#### ROWS
/---

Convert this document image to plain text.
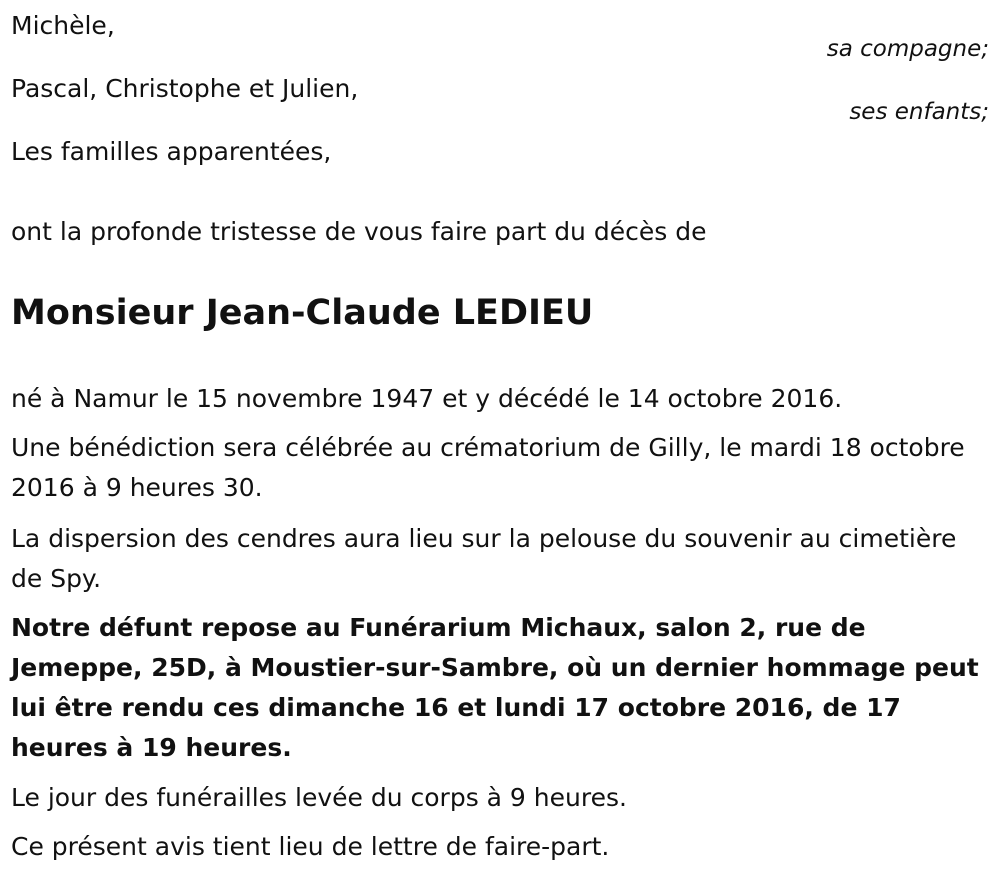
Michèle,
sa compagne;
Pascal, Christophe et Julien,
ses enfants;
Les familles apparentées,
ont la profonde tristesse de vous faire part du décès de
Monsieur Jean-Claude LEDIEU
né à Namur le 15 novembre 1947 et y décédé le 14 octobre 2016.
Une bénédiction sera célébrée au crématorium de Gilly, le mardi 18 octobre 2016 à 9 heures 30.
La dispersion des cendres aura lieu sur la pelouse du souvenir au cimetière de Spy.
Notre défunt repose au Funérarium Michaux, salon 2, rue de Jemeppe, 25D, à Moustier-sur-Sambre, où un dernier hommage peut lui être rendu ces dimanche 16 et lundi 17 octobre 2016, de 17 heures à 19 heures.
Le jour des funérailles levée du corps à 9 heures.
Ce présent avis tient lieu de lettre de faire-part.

\---
/---

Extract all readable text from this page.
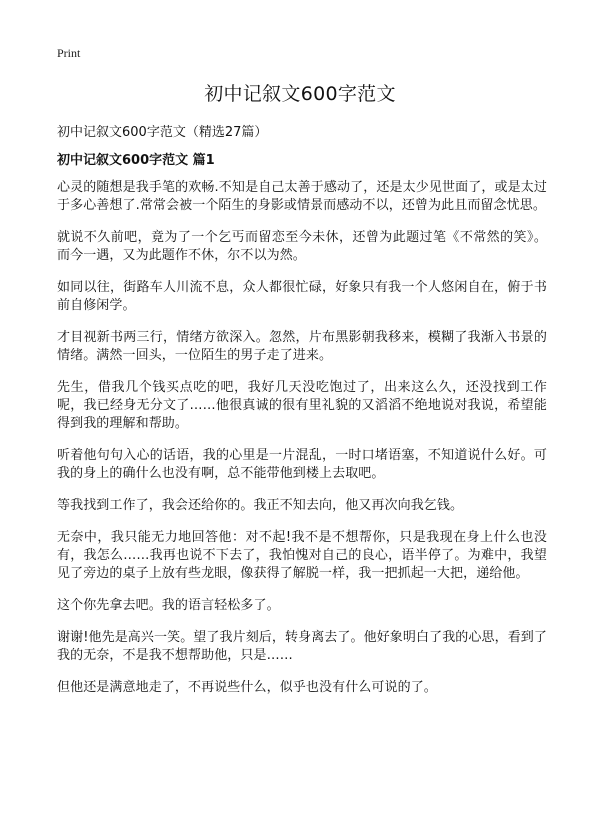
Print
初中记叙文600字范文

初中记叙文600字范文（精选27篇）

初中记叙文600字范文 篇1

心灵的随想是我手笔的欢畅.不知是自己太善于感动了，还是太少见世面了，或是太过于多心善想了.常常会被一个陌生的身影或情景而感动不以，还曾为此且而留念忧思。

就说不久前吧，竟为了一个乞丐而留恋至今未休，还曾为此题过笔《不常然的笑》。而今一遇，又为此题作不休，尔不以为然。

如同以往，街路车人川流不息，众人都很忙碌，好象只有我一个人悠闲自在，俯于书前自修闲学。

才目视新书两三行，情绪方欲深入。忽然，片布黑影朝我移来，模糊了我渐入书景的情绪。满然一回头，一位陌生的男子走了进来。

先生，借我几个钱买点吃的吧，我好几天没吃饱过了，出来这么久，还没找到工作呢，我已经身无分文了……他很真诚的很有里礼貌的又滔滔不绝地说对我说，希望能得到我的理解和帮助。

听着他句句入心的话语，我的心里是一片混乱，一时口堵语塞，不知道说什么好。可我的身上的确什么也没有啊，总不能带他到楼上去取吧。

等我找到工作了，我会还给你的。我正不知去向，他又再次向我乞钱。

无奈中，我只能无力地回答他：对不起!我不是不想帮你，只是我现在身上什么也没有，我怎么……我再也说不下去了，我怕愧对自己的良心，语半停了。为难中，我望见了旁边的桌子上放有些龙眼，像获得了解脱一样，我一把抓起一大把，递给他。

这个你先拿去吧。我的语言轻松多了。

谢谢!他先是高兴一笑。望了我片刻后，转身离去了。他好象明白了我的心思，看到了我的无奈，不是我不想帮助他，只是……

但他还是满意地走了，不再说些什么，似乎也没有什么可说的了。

\---
/---

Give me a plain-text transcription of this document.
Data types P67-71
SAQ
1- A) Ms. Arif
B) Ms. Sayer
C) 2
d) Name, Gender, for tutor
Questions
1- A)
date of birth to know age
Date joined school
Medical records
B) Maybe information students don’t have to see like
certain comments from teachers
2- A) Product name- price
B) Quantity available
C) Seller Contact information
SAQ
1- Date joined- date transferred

\---

#### EXERCISE DESCRIPTION
Among the lines of the records above, count those holding the string "this", and report only the number.

#### TASK ANSWER
3